Given instruction
Do not copy the pictures; transcribe all other material exactly.

Stored records
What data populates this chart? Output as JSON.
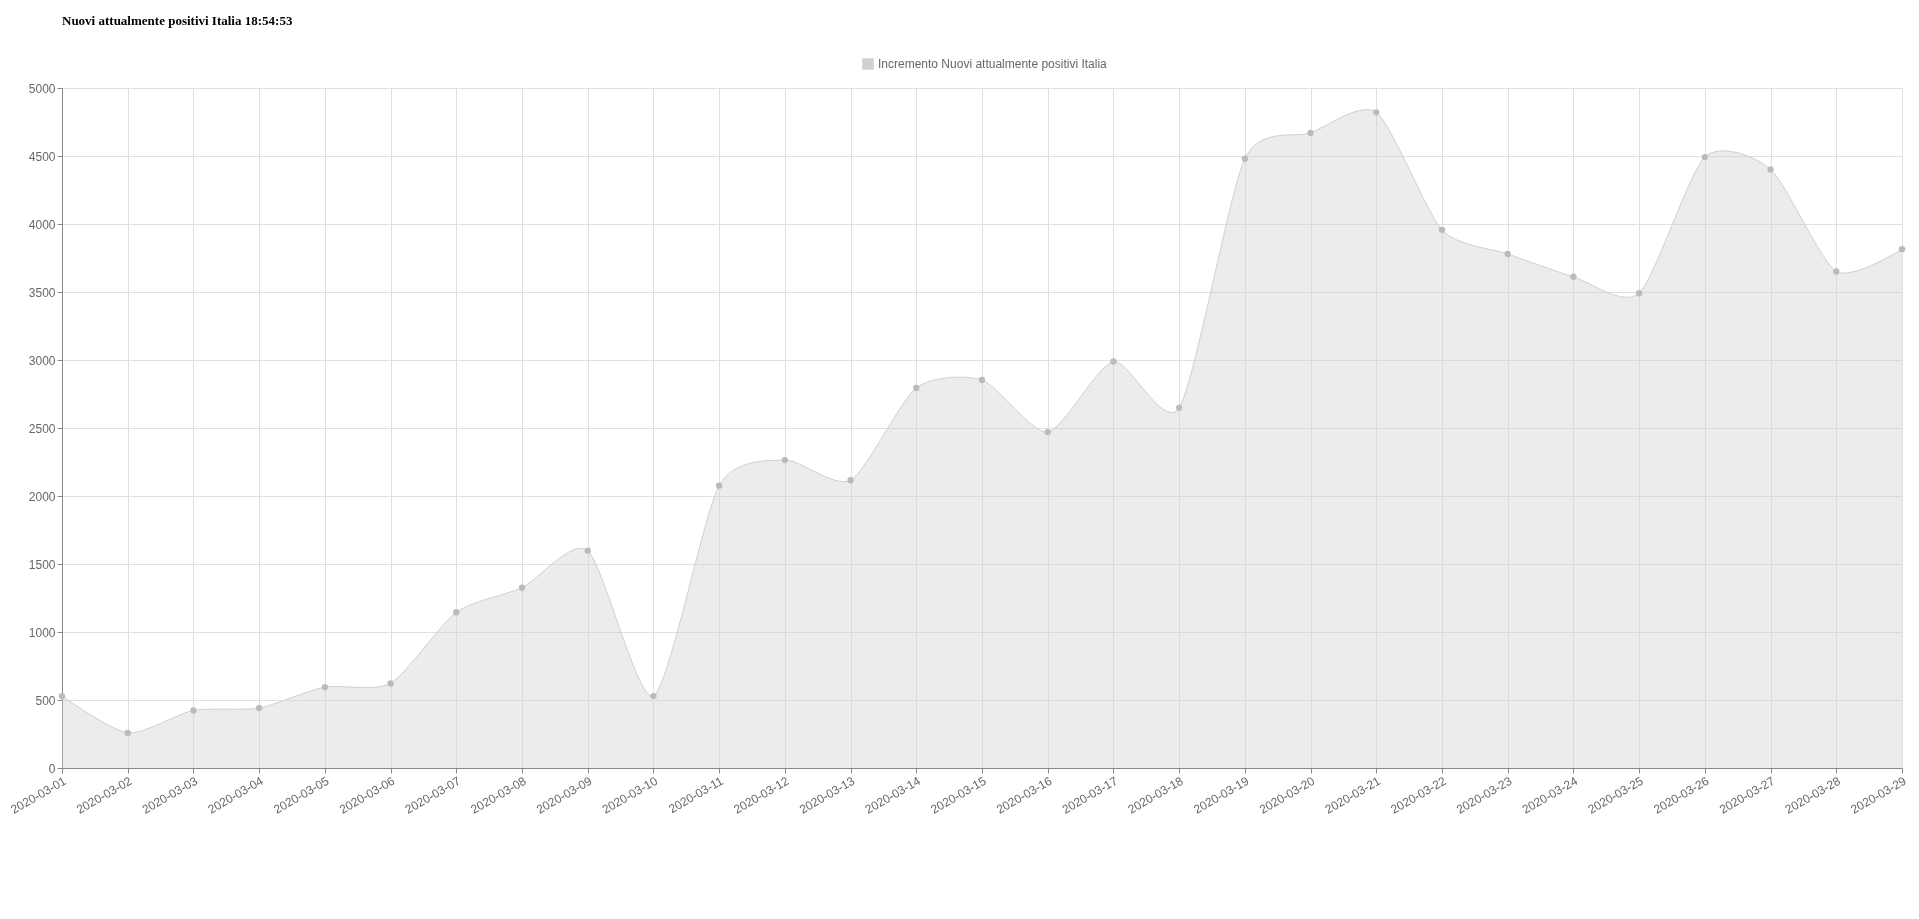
{
  "chart_data": {
    "type": "area",
    "title": "Nuovi attualmente positivi Italia 18:54:53",
    "categories": [
      "2020-03-01",
      "2020-03-02",
      "2020-03-03",
      "2020-03-04",
      "2020-03-05",
      "2020-03-06",
      "2020-03-07",
      "2020-03-08",
      "2020-03-09",
      "2020-03-10",
      "2020-03-11",
      "2020-03-12",
      "2020-03-13",
      "2020-03-14",
      "2020-03-15",
      "2020-03-16",
      "2020-03-17",
      "2020-03-18",
      "2020-03-19",
      "2020-03-20",
      "2020-03-21",
      "2020-03-22",
      "2020-03-23",
      "2020-03-24",
      "2020-03-25",
      "2020-03-26",
      "2020-03-27",
      "2020-03-28",
      "2020-03-29"
    ],
    "series": [
      {
        "name": "Incremento Nuovi attualmente positivi Italia",
        "color": "#d0d0d0",
        "values": [
          528,
          258,
          423,
          441,
          595,
          622,
          1145,
          1326,
          1598,
          529,
          2076,
          2264,
          2116,
          2795,
          2853,
          2470,
          2989,
          2648,
          4480,
          4670,
          4821,
          3957,
          3780,
          3612,
          3491,
          4492,
          4401,
          3651,
          3815
        ]
      }
    ],
    "ylim": [
      0,
      5000
    ],
    "yticks": [
      0,
      500,
      1000,
      1500,
      2000,
      2500,
      3000,
      3500,
      4000,
      4500,
      5000
    ],
    "grid": true,
    "legend": "top",
    "marker": "circle",
    "line_style": "solid"
  }
}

Written solution
What data populates this chart? Output as JSON.
{
  "chart_data": {
    "type": "area",
    "title": "Nuovi attualmente positivi Italia 18:54:53",
    "categories": [
      "2020-03-01",
      "2020-03-02",
      "2020-03-03",
      "2020-03-04",
      "2020-03-05",
      "2020-03-06",
      "2020-03-07",
      "2020-03-08",
      "2020-03-09",
      "2020-03-10",
      "2020-03-11",
      "2020-03-12",
      "2020-03-13",
      "2020-03-14",
      "2020-03-15",
      "2020-03-16",
      "2020-03-17",
      "2020-03-18",
      "2020-03-19",
      "2020-03-20",
      "2020-03-21",
      "2020-03-22",
      "2020-03-23",
      "2020-03-24",
      "2020-03-25",
      "2020-03-26",
      "2020-03-27",
      "2020-03-28",
      "2020-03-29"
    ],
    "series": [
      {
        "name": "Incremento Nuovi attualmente positivi Italia",
        "color": "#d0d0d0",
        "values": [
          528,
          258,
          423,
          441,
          595,
          622,
          1145,
          1326,
          1598,
          529,
          2076,
          2264,
          2116,
          2795,
          2853,
          2470,
          2989,
          2648,
          4480,
          4670,
          4821,
          3957,
          3780,
          3612,
          3491,
          4492,
          4401,
          3651,
          3815
        ]
      }
    ],
    "ylim": [
      0,
      5000
    ],
    "yticks": [
      0,
      500,
      1000,
      1500,
      2000,
      2500,
      3000,
      3500,
      4000,
      4500,
      5000
    ],
    "grid": true,
    "legend": "top",
    "marker": "circle",
    "line_style": "solid"
  }
}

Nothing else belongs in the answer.